▶ **Task to carry out**: All material below is to be reproduced exactly.

START

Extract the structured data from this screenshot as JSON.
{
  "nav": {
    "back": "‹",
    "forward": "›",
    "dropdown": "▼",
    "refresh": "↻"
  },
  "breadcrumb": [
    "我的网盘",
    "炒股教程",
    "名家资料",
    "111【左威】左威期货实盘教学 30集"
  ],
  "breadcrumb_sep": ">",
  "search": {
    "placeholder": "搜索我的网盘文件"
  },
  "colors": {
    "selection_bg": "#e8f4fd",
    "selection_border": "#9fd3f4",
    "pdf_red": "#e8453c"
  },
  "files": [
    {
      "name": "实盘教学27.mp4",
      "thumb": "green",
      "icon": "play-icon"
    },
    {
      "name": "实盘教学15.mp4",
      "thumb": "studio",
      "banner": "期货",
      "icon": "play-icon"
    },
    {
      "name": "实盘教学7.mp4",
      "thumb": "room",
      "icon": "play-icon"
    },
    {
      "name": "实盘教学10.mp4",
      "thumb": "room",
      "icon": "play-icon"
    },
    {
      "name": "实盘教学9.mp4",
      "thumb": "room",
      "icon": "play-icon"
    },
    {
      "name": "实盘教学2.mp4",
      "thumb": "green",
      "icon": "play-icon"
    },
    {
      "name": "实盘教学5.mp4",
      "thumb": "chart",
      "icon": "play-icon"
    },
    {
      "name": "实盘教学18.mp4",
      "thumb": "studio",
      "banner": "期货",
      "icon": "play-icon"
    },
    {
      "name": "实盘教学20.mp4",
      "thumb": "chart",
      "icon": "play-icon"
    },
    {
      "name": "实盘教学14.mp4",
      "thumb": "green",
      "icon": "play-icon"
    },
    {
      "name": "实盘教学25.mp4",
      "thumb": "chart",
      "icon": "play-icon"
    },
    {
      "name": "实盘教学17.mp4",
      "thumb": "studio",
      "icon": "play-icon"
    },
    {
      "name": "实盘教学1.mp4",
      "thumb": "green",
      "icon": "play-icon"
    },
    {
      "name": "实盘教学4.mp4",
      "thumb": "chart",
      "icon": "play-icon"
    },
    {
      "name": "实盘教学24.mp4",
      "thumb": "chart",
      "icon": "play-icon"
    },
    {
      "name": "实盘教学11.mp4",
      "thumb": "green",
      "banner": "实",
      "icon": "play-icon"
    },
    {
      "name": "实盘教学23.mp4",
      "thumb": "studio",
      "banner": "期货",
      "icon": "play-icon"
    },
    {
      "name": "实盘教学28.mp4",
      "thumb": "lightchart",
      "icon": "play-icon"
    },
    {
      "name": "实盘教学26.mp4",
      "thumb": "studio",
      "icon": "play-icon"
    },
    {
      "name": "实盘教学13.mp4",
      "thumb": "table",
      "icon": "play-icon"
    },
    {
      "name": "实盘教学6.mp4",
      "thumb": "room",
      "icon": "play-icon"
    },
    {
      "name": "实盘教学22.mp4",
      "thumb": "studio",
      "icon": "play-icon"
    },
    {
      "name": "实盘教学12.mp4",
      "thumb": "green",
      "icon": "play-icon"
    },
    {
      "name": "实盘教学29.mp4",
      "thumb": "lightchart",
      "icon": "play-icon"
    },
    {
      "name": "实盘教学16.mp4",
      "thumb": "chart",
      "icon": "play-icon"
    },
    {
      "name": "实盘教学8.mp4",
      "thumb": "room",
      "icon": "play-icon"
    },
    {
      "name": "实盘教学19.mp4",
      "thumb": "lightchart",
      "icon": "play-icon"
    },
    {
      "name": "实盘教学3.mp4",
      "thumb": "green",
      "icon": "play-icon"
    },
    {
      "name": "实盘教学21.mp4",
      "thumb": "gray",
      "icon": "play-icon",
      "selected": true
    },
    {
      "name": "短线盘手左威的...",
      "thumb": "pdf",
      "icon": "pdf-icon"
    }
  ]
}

END

▶ **Output of the task**:
Extract the structured data from this screenshot as JSON.
{
  "nav": {
    "back": "‹",
    "forward": "›",
    "dropdown": "▼",
    "refresh": "↻"
  },
  "breadcrumb": [
    "我的网盘",
    "炒股教程",
    "名家资料",
    "111【左威】左威期货实盘教学 30集"
  ],
  "breadcrumb_sep": ">",
  "search": {
    "placeholder": "搜索我的网盘文件"
  },
  "colors": {
    "selection_bg": "#e8f4fd",
    "selection_border": "#9fd3f4",
    "pdf_red": "#e8453c"
  },
  "files": [
    {
      "name": "实盘教学27.mp4",
      "thumb": "green",
      "icon": "play-icon"
    },
    {
      "name": "实盘教学15.mp4",
      "thumb": "studio",
      "banner": "期货",
      "icon": "play-icon"
    },
    {
      "name": "实盘教学7.mp4",
      "thumb": "room",
      "icon": "play-icon"
    },
    {
      "name": "实盘教学10.mp4",
      "thumb": "room",
      "icon": "play-icon"
    },
    {
      "name": "实盘教学9.mp4",
      "thumb": "room",
      "icon": "play-icon"
    },
    {
      "name": "实盘教学2.mp4",
      "thumb": "green",
      "icon": "play-icon"
    },
    {
      "name": "实盘教学5.mp4",
      "thumb": "chart",
      "icon": "play-icon"
    },
    {
      "name": "实盘教学18.mp4",
      "thumb": "studio",
      "banner": "期货",
      "icon": "play-icon"
    },
    {
      "name": "实盘教学20.mp4",
      "thumb": "chart",
      "icon": "play-icon"
    },
    {
      "name": "实盘教学14.mp4",
      "thumb": "green",
      "icon": "play-icon"
    },
    {
      "name": "实盘教学25.mp4",
      "thumb": "chart",
      "icon": "play-icon"
    },
    {
      "name": "实盘教学17.mp4",
      "thumb": "studio",
      "icon": "play-icon"
    },
    {
      "name": "实盘教学1.mp4",
      "thumb": "green",
      "icon": "play-icon"
    },
    {
      "name": "实盘教学4.mp4",
      "thumb": "chart",
      "icon": "play-icon"
    },
    {
      "name": "实盘教学24.mp4",
      "thumb": "chart",
      "icon": "play-icon"
    },
    {
      "name": "实盘教学11.mp4",
      "thumb": "green",
      "banner": "实",
      "icon": "play-icon"
    },
    {
      "name": "实盘教学23.mp4",
      "thumb": "studio",
      "banner": "期货",
      "icon": "play-icon"
    },
    {
      "name": "实盘教学28.mp4",
      "thumb": "lightchart",
      "icon": "play-icon"
    },
    {
      "name": "实盘教学26.mp4",
      "thumb": "studio",
      "icon": "play-icon"
    },
    {
      "name": "实盘教学13.mp4",
      "thumb": "table",
      "icon": "play-icon"
    },
    {
      "name": "实盘教学6.mp4",
      "thumb": "room",
      "icon": "play-icon"
    },
    {
      "name": "实盘教学22.mp4",
      "thumb": "studio",
      "icon": "play-icon"
    },
    {
      "name": "实盘教学12.mp4",
      "thumb": "green",
      "icon": "play-icon"
    },
    {
      "name": "实盘教学29.mp4",
      "thumb": "lightchart",
      "icon": "play-icon"
    },
    {
      "name": "实盘教学16.mp4",
      "thumb": "chart",
      "icon": "play-icon"
    },
    {
      "name": "实盘教学8.mp4",
      "thumb": "room",
      "icon": "play-icon"
    },
    {
      "name": "实盘教学19.mp4",
      "thumb": "lightchart",
      "icon": "play-icon"
    },
    {
      "name": "实盘教学3.mp4",
      "thumb": "green",
      "icon": "play-icon"
    },
    {
      "name": "实盘教学21.mp4",
      "thumb": "gray",
      "icon": "play-icon",
      "selected": true
    },
    {
      "name": "短线盘手左威的...",
      "thumb": "pdf",
      "icon": "pdf-icon"
    }
  ]
}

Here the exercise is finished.